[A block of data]
============

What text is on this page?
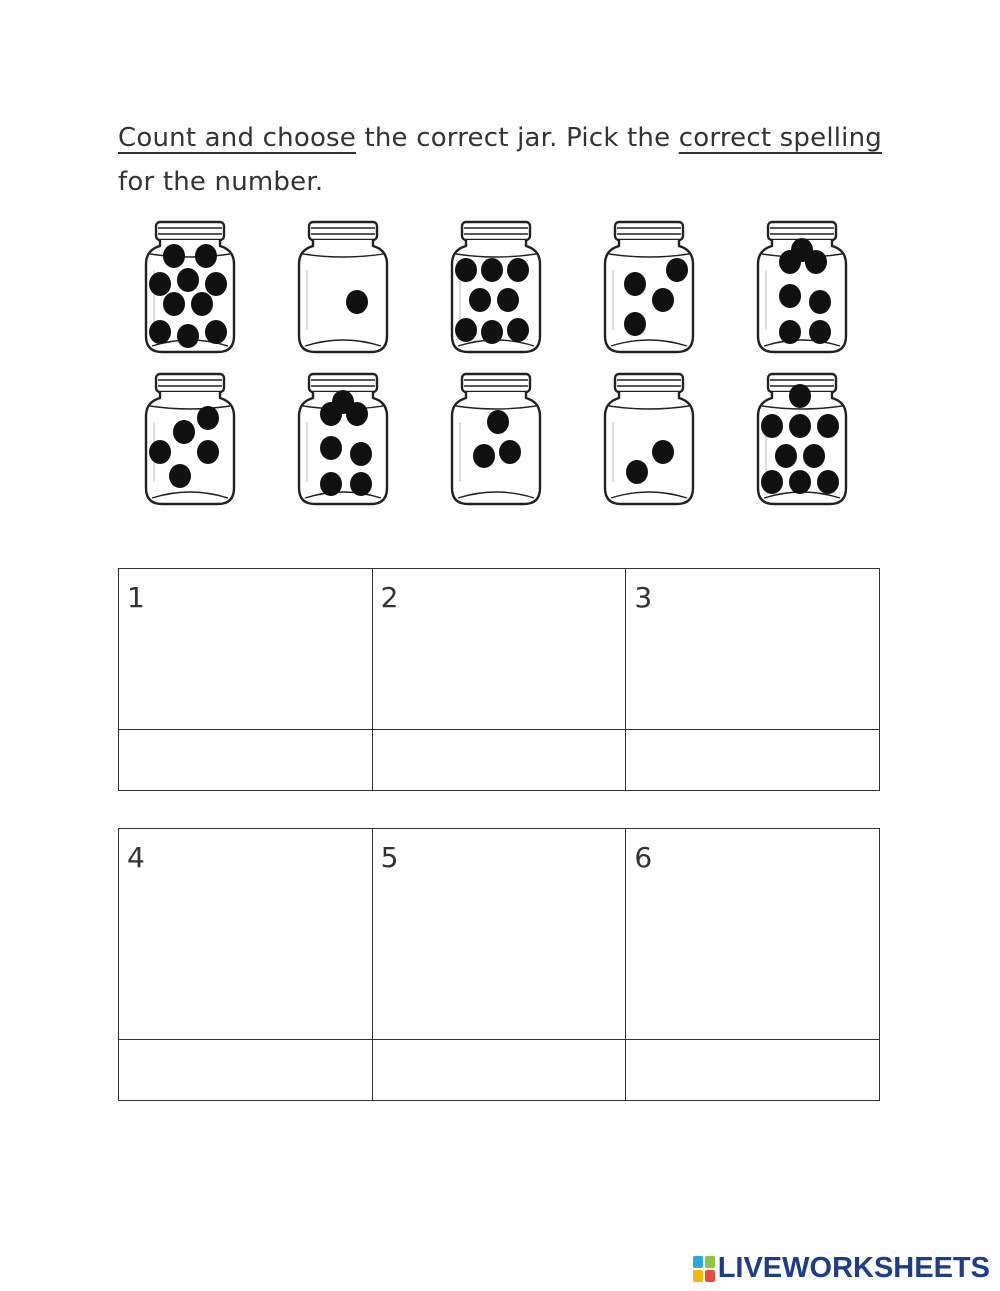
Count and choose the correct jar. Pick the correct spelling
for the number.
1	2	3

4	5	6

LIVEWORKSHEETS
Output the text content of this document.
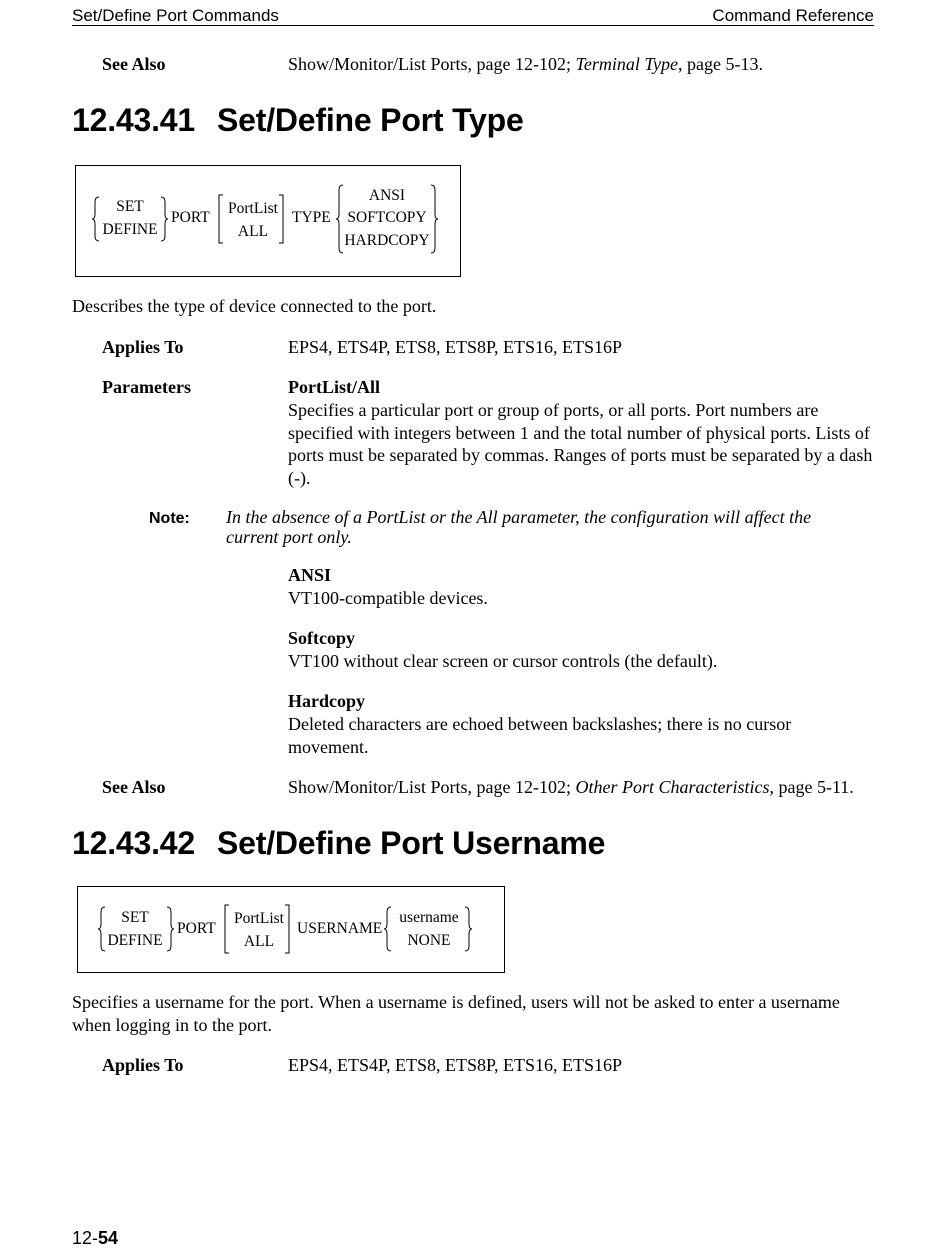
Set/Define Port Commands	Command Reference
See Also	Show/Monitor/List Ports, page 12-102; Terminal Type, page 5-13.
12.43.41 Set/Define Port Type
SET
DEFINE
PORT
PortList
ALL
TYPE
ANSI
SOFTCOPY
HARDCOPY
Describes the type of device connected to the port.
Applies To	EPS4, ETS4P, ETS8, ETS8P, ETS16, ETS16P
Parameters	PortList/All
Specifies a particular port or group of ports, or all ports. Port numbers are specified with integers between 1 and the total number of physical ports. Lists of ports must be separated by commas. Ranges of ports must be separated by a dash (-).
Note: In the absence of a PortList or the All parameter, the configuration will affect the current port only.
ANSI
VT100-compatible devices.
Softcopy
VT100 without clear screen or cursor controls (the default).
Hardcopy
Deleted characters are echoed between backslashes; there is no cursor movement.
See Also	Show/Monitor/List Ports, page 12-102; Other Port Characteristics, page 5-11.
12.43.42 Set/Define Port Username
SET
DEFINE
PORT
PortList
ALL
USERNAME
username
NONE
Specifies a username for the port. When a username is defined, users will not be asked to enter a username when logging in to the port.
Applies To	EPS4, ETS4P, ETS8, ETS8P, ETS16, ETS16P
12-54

============

**Task brief**
Repeat the material above in full and exactly, omitting the pictures.

**Finished task**
What text is on this page?
Count and choose the correct jar. Pick the correct spelling
for the number.
1	2	3

4	5	6

LIVEWORKSHEETS
Output the text content of this document.
Set/Define Port Commands	Command Reference
See Also	Show/Monitor/List Ports, page 12-102; Terminal Type, page 5-13.
12.43.41 Set/Define Port Type
SET
DEFINE
PORT
PortList
ALL
TYPE
ANSI
SOFTCOPY
HARDCOPY
Describes the type of device connected to the port.
Applies To	EPS4, ETS4P, ETS8, ETS8P, ETS16, ETS16P
Parameters	PortList/All
Specifies a particular port or group of ports, or all ports. Port numbers are specified with integers between 1 and the total number of physical ports. Lists of ports must be separated by commas. Ranges of ports must be separated by a dash (-).
Note: In the absence of a PortList or the All parameter, the configuration will affect the current port only.
ANSI
VT100-compatible devices.
Softcopy
VT100 without clear screen or cursor controls (the default).
Hardcopy
Deleted characters are echoed between backslashes; there is no cursor movement.
See Also	Show/Monitor/List Ports, page 12-102; Other Port Characteristics, page 5-11.
12.43.42 Set/Define Port Username
SET
DEFINE
PORT
PortList
ALL
USERNAME
username
NONE
Specifies a username for the port. When a username is defined, users will not be asked to enter a username when logging in to the port.
Applies To	EPS4, ETS4P, ETS8, ETS8P, ETS16, ETS16P
12-54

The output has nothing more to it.